— BEGIN —

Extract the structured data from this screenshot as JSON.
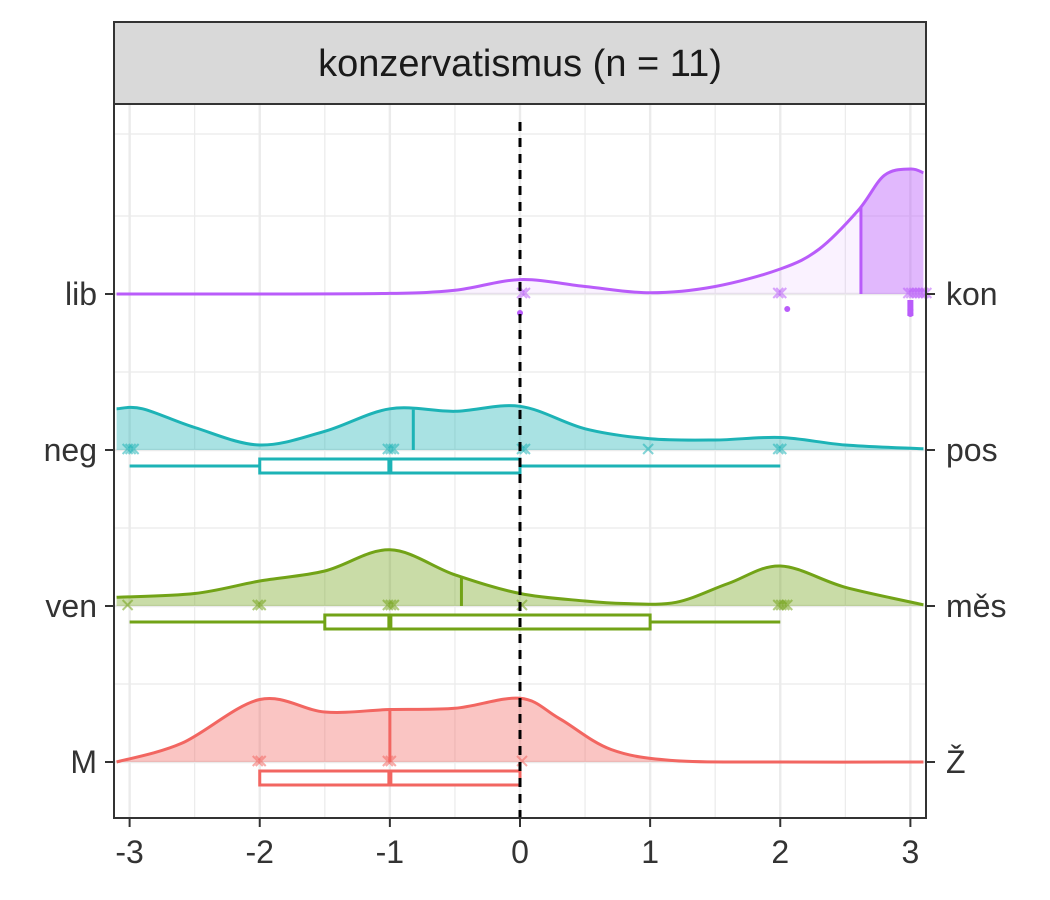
{
  "chart_data": {
    "type": "ridgeline",
    "title": "konzervatismus (n = 11)",
    "xlabel": "",
    "ylabel": "",
    "xlim": [
      -3.12,
      3.12
    ],
    "x_ticks": [
      -3,
      -2,
      -1,
      0,
      1,
      2,
      3
    ],
    "reference_line_x": 0,
    "grid": true,
    "series": [
      {
        "left_label": "lib",
        "right_label": "kon",
        "color": "#B95CFA",
        "points": [
          0,
          0,
          2,
          2,
          3,
          3,
          3,
          3,
          3,
          3,
          3
        ],
        "median": 2.62,
        "box": null,
        "density": [
          [
            -3.1,
            0
          ],
          [
            -2.0,
            0
          ],
          [
            -1.0,
            0.005
          ],
          [
            -0.5,
            0.03
          ],
          [
            0,
            0.115
          ],
          [
            0.5,
            0.06
          ],
          [
            1,
            0.01
          ],
          [
            1.5,
            0.06
          ],
          [
            2,
            0.2
          ],
          [
            2.3,
            0.36
          ],
          [
            2.6,
            0.67
          ],
          [
            2.8,
            0.95
          ],
          [
            3,
            1.0
          ],
          [
            3.1,
            0.97
          ]
        ]
      },
      {
        "left_label": "neg",
        "right_label": "pos",
        "color": "#1DB3B6",
        "points": [
          -3,
          -3,
          -3,
          -1,
          -1,
          -1,
          0,
          0,
          1,
          2,
          2
        ],
        "median": -0.82,
        "box": {
          "lower": -3,
          "q1": -2,
          "median": -1,
          "q3": 0,
          "upper": 2
        },
        "density": [
          [
            -3.1,
            0.33
          ],
          [
            -2.9,
            0.33
          ],
          [
            -2.5,
            0.18
          ],
          [
            -2.0,
            0.04
          ],
          [
            -1.5,
            0.15
          ],
          [
            -1.0,
            0.33
          ],
          [
            -0.5,
            0.31
          ],
          [
            0,
            0.35
          ],
          [
            0.5,
            0.17
          ],
          [
            1,
            0.09
          ],
          [
            1.5,
            0.08
          ],
          [
            2,
            0.1
          ],
          [
            2.5,
            0.04
          ],
          [
            3.1,
            0.01
          ]
        ]
      },
      {
        "left_label": "ven",
        "right_label": "měs",
        "color": "#72A317",
        "points": [
          -3,
          -2,
          -2,
          -1,
          -1,
          -1,
          0,
          2,
          2,
          2,
          2
        ],
        "median": -0.45,
        "box": {
          "lower": -3,
          "q1": -1.5,
          "median": -1,
          "q3": 1,
          "upper": 2
        },
        "density": [
          [
            -3.1,
            0.07
          ],
          [
            -2.5,
            0.1
          ],
          [
            -2.0,
            0.2
          ],
          [
            -1.5,
            0.28
          ],
          [
            -1.0,
            0.45
          ],
          [
            -0.5,
            0.25
          ],
          [
            0,
            0.1
          ],
          [
            0.5,
            0.04
          ],
          [
            0.8,
            0.02
          ],
          [
            1.2,
            0.03
          ],
          [
            1.6,
            0.18
          ],
          [
            2,
            0.32
          ],
          [
            2.5,
            0.15
          ],
          [
            3.1,
            0.01
          ]
        ]
      },
      {
        "left_label": "M",
        "right_label": "Ž",
        "color": "#F26661",
        "points": [
          -2,
          -2,
          -1,
          -1,
          0
        ],
        "median": -1,
        "box": {
          "lower": -2,
          "q1": -2,
          "median": -1,
          "q3": 0,
          "upper": 0
        },
        "density": [
          [
            -3.1,
            0
          ],
          [
            -2.6,
            0.15
          ],
          [
            -2.0,
            0.5
          ],
          [
            -1.5,
            0.4
          ],
          [
            -1.0,
            0.42
          ],
          [
            -0.5,
            0.43
          ],
          [
            0,
            0.51
          ],
          [
            0.3,
            0.35
          ],
          [
            0.7,
            0.1
          ],
          [
            1.2,
            0.01
          ],
          [
            2,
            0
          ],
          [
            3.1,
            0
          ]
        ]
      }
    ]
  }
}
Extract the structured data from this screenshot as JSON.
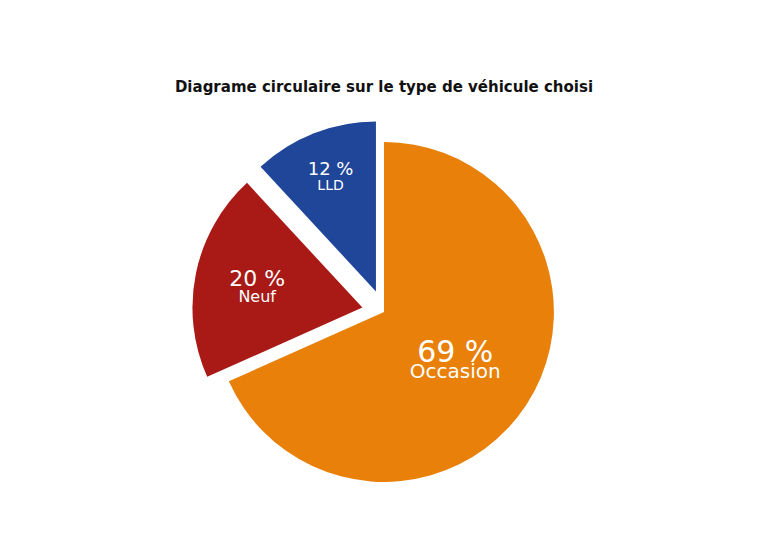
{
  "chart_data": {
    "type": "pie",
    "title": "Diagrame circulaire sur le type de véhicule choisi",
    "categories": [
      "Occasion",
      "Neuf",
      "LLD"
    ],
    "values": [
      69,
      20,
      12
    ],
    "value_labels": [
      "69 %",
      "20 %",
      "12 %"
    ],
    "colors": [
      "#e8800a",
      "#a91916",
      "#1f4699"
    ],
    "data_labels": true
  }
}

— END —

Exercise: Your task is to reproduce all of the material exactly. The pictures stay out.

Output:
Extract the structured data from this screenshot as JSON.
{
  "chart_data": {
    "type": "ridgeline",
    "title": "konzervatismus (n = 11)",
    "xlabel": "",
    "ylabel": "",
    "xlim": [
      -3.12,
      3.12
    ],
    "x_ticks": [
      -3,
      -2,
      -1,
      0,
      1,
      2,
      3
    ],
    "reference_line_x": 0,
    "grid": true,
    "series": [
      {
        "left_label": "lib",
        "right_label": "kon",
        "color": "#B95CFA",
        "points": [
          0,
          0,
          2,
          2,
          3,
          3,
          3,
          3,
          3,
          3,
          3
        ],
        "median": 2.62,
        "box": null,
        "density": [
          [
            -3.1,
            0
          ],
          [
            -2.0,
            0
          ],
          [
            -1.0,
            0.005
          ],
          [
            -0.5,
            0.03
          ],
          [
            0,
            0.115
          ],
          [
            0.5,
            0.06
          ],
          [
            1,
            0.01
          ],
          [
            1.5,
            0.06
          ],
          [
            2,
            0.2
          ],
          [
            2.3,
            0.36
          ],
          [
            2.6,
            0.67
          ],
          [
            2.8,
            0.95
          ],
          [
            3,
            1.0
          ],
          [
            3.1,
            0.97
          ]
        ]
      },
      {
        "left_label": "neg",
        "right_label": "pos",
        "color": "#1DB3B6",
        "points": [
          -3,
          -3,
          -3,
          -1,
          -1,
          -1,
          0,
          0,
          1,
          2,
          2
        ],
        "median": -0.82,
        "box": {
          "lower": -3,
          "q1": -2,
          "median": -1,
          "q3": 0,
          "upper": 2
        },
        "density": [
          [
            -3.1,
            0.33
          ],
          [
            -2.9,
            0.33
          ],
          [
            -2.5,
            0.18
          ],
          [
            -2.0,
            0.04
          ],
          [
            -1.5,
            0.15
          ],
          [
            -1.0,
            0.33
          ],
          [
            -0.5,
            0.31
          ],
          [
            0,
            0.35
          ],
          [
            0.5,
            0.17
          ],
          [
            1,
            0.09
          ],
          [
            1.5,
            0.08
          ],
          [
            2,
            0.1
          ],
          [
            2.5,
            0.04
          ],
          [
            3.1,
            0.01
          ]
        ]
      },
      {
        "left_label": "ven",
        "right_label": "měs",
        "color": "#72A317",
        "points": [
          -3,
          -2,
          -2,
          -1,
          -1,
          -1,
          0,
          2,
          2,
          2,
          2
        ],
        "median": -0.45,
        "box": {
          "lower": -3,
          "q1": -1.5,
          "median": -1,
          "q3": 1,
          "upper": 2
        },
        "density": [
          [
            -3.1,
            0.07
          ],
          [
            -2.5,
            0.1
          ],
          [
            -2.0,
            0.2
          ],
          [
            -1.5,
            0.28
          ],
          [
            -1.0,
            0.45
          ],
          [
            -0.5,
            0.25
          ],
          [
            0,
            0.1
          ],
          [
            0.5,
            0.04
          ],
          [
            0.8,
            0.02
          ],
          [
            1.2,
            0.03
          ],
          [
            1.6,
            0.18
          ],
          [
            2,
            0.32
          ],
          [
            2.5,
            0.15
          ],
          [
            3.1,
            0.01
          ]
        ]
      },
      {
        "left_label": "M",
        "right_label": "Ž",
        "color": "#F26661",
        "points": [
          -2,
          -2,
          -1,
          -1,
          0
        ],
        "median": -1,
        "box": {
          "lower": -2,
          "q1": -2,
          "median": -1,
          "q3": 0,
          "upper": 0
        },
        "density": [
          [
            -3.1,
            0
          ],
          [
            -2.6,
            0.15
          ],
          [
            -2.0,
            0.5
          ],
          [
            -1.5,
            0.4
          ],
          [
            -1.0,
            0.42
          ],
          [
            -0.5,
            0.43
          ],
          [
            0,
            0.51
          ],
          [
            0.3,
            0.35
          ],
          [
            0.7,
            0.1
          ],
          [
            1.2,
            0.01
          ],
          [
            2,
            0
          ],
          [
            3.1,
            0
          ]
        ]
      }
    ]
  }
}
Extract the structured data from this screenshot as JSON.
{
  "chart_data": {
    "type": "pie",
    "title": "Diagrame circulaire sur le type de véhicule choisi",
    "categories": [
      "Occasion",
      "Neuf",
      "LLD"
    ],
    "values": [
      69,
      20,
      12
    ],
    "value_labels": [
      "69 %",
      "20 %",
      "12 %"
    ],
    "colors": [
      "#e8800a",
      "#a91916",
      "#1f4699"
    ],
    "data_labels": true
  }
}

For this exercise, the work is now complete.